Set out every line bearing the string "JSON".

# Records
◆ ◆ ◆
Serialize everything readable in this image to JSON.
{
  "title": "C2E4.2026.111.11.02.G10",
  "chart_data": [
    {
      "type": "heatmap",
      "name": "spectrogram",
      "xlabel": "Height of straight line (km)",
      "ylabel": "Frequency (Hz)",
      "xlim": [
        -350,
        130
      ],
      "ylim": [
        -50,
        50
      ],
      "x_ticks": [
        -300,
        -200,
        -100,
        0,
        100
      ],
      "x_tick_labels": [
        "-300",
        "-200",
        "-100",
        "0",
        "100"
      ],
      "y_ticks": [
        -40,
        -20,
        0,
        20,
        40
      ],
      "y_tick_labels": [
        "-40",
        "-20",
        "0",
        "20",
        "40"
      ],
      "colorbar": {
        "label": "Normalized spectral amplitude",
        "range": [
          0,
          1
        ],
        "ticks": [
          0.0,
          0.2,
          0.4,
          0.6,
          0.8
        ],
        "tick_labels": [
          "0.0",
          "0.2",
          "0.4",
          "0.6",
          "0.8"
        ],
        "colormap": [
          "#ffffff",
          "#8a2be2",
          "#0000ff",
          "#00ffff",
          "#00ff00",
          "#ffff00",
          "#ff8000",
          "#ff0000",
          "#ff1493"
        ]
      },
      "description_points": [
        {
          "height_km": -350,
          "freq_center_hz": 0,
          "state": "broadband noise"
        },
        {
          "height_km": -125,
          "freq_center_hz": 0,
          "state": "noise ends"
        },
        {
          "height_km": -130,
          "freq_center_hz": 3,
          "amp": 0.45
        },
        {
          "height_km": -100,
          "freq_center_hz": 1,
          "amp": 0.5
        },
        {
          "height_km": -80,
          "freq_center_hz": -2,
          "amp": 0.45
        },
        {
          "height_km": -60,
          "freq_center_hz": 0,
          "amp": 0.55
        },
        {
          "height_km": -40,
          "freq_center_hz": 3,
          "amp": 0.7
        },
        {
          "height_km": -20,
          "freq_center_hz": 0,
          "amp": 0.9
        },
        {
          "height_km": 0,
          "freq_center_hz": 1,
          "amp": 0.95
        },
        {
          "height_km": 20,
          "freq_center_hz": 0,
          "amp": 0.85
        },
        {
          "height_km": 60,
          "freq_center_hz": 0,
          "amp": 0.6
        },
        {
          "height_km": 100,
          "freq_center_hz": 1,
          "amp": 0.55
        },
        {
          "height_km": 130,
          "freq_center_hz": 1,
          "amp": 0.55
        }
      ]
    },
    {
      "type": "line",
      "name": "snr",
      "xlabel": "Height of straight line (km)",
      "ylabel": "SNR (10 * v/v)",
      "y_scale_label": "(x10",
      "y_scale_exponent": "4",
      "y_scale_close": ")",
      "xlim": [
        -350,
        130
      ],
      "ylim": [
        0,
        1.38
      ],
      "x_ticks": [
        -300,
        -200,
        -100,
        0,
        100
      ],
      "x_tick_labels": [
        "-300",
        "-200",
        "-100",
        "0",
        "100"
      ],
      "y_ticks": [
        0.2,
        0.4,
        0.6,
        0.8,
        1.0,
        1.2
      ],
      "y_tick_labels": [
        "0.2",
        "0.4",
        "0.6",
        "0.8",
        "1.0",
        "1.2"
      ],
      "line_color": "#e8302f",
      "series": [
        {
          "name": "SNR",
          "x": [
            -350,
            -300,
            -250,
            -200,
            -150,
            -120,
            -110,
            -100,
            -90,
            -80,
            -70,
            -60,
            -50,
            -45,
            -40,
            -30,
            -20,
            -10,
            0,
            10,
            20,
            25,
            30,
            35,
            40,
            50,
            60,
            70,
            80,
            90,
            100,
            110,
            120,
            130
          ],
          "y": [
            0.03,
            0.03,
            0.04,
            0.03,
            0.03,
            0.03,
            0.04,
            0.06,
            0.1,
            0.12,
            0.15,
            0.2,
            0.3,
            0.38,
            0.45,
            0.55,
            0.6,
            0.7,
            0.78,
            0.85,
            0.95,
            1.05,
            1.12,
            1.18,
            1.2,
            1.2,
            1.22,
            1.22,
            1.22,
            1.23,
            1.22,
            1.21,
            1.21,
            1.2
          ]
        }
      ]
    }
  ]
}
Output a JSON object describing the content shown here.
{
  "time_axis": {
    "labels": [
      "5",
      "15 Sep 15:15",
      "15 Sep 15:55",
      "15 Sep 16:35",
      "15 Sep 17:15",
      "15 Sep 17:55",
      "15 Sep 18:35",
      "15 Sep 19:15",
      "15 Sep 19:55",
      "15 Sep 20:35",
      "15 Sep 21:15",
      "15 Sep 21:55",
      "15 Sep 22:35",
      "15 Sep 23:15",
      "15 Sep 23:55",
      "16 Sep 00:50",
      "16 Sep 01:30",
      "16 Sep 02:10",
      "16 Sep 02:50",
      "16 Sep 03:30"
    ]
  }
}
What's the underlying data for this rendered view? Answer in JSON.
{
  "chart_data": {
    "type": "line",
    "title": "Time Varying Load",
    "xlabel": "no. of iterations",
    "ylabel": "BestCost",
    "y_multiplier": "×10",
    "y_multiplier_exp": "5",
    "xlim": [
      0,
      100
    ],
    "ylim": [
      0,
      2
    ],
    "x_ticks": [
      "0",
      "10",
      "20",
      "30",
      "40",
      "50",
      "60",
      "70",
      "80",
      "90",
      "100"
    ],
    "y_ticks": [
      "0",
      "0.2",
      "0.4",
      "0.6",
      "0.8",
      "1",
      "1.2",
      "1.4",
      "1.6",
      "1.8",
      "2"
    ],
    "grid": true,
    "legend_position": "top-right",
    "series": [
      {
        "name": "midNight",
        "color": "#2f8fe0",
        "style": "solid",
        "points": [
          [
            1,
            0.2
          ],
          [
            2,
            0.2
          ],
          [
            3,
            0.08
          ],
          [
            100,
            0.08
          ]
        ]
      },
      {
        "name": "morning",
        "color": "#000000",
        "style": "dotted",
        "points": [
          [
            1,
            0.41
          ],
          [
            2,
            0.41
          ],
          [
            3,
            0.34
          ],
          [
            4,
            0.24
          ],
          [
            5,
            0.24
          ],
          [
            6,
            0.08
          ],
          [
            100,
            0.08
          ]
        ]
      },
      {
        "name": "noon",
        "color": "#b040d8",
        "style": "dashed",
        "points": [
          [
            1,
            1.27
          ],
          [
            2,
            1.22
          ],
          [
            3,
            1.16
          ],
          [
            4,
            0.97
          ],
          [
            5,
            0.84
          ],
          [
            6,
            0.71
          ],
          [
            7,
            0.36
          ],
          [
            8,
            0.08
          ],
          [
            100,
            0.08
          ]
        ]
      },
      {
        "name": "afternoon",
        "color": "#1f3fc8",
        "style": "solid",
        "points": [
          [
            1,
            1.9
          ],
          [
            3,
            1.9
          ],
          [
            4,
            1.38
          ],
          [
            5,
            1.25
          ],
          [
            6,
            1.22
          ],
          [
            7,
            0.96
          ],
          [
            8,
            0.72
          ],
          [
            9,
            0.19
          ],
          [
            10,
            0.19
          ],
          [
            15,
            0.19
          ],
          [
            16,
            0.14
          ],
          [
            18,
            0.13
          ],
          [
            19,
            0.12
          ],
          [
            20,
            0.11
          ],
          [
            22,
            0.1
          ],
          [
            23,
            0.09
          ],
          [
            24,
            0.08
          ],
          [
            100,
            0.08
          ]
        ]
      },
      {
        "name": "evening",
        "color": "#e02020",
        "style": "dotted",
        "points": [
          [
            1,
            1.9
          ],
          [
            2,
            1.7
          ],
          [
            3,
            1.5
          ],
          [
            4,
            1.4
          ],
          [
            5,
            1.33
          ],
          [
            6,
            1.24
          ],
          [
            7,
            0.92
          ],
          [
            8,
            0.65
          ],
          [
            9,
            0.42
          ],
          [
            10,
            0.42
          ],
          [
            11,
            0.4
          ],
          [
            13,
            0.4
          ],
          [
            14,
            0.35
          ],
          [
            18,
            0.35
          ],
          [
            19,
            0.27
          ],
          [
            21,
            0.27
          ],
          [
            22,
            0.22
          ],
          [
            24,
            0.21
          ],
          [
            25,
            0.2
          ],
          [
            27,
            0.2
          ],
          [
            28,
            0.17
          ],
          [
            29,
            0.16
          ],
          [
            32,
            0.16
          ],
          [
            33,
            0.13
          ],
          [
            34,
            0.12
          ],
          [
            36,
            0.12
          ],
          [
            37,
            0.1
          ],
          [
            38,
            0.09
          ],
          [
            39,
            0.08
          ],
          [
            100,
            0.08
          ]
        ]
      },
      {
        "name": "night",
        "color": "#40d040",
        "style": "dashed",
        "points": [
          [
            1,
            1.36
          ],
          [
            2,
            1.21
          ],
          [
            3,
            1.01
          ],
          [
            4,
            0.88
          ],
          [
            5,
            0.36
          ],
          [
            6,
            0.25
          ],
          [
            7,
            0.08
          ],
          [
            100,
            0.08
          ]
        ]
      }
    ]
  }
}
◆ ◆ ◆
# Complete output
Serialize everything readable in this image to JSON.
Output a JSON object describing the content shown here.
What's the underlying data for this rendered view? Answer in JSON.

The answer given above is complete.